WORKING DATA start
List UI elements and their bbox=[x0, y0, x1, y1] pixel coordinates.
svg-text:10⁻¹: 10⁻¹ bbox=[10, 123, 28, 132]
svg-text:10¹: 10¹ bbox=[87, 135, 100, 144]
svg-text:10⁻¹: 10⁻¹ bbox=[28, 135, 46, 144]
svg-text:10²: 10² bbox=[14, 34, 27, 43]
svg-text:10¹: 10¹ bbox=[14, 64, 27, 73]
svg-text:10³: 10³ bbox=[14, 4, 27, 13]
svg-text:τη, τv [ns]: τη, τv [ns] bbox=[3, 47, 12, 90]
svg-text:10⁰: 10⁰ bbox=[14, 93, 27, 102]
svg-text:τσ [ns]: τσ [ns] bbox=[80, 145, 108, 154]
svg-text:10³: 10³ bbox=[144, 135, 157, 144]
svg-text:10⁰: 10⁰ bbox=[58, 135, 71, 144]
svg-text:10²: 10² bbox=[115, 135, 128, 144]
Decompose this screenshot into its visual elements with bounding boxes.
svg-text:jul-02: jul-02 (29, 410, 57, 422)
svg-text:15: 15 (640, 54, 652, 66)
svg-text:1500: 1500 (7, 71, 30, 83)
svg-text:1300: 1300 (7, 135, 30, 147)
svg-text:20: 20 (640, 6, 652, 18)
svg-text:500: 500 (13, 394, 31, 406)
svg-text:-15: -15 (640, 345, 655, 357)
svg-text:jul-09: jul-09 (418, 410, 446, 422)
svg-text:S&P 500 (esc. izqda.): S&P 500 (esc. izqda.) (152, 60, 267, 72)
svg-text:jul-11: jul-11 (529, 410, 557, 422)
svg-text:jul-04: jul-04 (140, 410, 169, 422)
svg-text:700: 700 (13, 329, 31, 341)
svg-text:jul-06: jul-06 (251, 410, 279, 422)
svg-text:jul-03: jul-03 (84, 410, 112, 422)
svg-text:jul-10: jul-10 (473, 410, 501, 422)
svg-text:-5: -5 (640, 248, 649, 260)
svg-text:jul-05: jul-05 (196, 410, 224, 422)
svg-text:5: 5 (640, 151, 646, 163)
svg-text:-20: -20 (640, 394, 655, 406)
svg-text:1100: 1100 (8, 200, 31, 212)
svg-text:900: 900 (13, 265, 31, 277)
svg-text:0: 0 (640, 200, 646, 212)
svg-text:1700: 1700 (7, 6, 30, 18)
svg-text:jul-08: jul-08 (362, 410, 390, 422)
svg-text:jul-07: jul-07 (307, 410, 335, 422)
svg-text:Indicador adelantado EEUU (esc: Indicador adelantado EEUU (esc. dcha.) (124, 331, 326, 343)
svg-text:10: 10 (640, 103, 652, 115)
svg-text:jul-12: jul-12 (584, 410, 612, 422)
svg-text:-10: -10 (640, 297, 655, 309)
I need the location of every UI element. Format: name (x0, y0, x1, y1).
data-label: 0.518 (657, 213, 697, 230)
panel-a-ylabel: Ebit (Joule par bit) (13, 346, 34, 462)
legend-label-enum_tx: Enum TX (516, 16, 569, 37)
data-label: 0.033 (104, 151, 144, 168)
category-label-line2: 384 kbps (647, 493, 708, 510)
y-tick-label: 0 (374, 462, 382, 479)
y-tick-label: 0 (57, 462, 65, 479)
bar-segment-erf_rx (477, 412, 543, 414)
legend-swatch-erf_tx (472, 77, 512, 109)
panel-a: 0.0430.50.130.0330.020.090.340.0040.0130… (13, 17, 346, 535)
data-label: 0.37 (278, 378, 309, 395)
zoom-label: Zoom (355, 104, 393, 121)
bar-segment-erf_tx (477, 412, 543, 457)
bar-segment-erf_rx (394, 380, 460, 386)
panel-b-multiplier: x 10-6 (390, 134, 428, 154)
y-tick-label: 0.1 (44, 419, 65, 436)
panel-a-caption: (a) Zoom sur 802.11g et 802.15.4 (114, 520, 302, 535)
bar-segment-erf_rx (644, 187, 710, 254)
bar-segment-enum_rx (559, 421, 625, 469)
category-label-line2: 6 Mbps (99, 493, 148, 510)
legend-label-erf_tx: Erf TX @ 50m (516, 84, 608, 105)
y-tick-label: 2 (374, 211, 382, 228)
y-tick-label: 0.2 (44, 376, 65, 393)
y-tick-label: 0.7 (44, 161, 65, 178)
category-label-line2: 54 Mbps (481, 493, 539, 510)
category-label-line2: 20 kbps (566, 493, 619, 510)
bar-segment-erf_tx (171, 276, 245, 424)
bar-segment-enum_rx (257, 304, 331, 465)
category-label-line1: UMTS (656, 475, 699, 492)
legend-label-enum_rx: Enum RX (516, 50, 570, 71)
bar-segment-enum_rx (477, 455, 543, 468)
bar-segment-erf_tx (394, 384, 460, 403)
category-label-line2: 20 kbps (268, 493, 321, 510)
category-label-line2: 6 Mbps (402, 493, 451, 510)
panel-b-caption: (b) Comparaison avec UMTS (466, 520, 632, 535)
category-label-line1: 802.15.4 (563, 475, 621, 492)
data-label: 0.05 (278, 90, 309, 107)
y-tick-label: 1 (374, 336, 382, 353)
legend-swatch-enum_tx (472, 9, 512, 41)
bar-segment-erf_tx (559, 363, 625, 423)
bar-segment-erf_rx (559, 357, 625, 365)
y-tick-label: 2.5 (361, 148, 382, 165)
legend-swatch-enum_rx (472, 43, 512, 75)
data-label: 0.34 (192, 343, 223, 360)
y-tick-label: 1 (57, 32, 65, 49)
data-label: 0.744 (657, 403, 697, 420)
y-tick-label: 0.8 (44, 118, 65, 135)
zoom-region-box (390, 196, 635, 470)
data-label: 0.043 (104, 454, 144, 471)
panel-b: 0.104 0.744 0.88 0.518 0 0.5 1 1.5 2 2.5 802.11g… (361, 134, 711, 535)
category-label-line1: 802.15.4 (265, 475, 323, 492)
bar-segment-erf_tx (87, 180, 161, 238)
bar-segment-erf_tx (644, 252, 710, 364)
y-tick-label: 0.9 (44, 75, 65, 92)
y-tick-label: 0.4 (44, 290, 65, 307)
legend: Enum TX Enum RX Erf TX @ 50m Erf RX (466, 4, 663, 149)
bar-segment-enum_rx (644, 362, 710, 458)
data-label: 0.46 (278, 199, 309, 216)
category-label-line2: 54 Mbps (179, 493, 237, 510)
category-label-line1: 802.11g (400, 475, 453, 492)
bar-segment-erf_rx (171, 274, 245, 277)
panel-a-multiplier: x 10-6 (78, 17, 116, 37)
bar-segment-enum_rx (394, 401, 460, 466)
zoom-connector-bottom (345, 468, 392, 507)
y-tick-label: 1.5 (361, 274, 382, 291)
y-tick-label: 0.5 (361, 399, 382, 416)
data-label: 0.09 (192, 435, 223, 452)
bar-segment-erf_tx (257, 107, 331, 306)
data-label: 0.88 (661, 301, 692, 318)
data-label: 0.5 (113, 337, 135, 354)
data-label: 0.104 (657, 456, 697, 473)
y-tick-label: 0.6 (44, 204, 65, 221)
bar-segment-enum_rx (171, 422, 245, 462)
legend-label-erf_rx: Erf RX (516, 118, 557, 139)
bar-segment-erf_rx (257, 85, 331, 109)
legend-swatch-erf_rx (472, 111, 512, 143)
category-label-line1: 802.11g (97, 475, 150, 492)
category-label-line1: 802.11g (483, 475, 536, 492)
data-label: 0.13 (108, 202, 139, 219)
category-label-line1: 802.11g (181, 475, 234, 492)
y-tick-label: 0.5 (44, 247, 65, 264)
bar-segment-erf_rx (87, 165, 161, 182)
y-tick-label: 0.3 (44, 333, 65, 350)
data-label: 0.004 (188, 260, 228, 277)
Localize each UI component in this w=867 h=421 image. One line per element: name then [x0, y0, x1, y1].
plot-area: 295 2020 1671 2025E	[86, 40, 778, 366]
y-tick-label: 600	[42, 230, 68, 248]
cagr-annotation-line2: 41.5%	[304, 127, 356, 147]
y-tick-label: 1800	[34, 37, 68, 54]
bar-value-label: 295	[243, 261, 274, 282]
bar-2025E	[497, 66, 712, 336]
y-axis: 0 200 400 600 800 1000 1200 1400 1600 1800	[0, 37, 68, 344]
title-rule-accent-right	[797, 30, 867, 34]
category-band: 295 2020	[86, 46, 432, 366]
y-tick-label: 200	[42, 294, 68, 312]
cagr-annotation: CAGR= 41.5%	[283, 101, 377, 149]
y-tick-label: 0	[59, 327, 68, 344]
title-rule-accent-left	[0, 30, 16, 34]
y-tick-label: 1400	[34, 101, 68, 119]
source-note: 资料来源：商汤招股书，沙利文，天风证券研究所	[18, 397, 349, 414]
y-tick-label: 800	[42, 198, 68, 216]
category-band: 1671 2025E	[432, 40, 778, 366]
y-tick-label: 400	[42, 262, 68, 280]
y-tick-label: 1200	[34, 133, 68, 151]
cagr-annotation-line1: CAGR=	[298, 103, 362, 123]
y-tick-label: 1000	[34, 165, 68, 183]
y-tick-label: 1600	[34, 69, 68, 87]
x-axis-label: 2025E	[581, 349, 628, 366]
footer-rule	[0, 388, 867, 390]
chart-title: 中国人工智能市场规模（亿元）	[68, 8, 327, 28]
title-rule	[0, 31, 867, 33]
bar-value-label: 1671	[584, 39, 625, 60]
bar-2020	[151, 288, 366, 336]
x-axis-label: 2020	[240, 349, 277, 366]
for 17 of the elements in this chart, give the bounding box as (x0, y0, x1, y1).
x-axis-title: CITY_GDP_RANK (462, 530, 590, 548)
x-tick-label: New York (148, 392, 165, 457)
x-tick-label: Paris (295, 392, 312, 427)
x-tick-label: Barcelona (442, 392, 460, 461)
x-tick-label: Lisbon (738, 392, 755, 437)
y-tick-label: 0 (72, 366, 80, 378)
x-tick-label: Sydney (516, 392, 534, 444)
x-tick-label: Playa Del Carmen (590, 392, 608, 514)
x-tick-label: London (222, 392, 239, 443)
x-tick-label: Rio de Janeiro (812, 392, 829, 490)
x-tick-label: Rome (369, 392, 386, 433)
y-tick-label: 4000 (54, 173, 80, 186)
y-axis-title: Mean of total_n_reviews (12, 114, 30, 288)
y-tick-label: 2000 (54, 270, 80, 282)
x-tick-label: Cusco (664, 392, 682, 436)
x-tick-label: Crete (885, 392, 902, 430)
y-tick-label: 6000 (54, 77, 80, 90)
WORKING DATA end
**WHAT YOU SHOULD DO**
List every line in the rows above that contains the string "annotation", matching case exactly.

**PROBLEM SOLUTION**
cagr-annotation-line2: 41.5%	[304, 127, 356, 147]
cagr-annotation: CAGR= 41.5%	[283, 101, 377, 149]
cagr-annotation-line1: CAGR=	[298, 103, 362, 123]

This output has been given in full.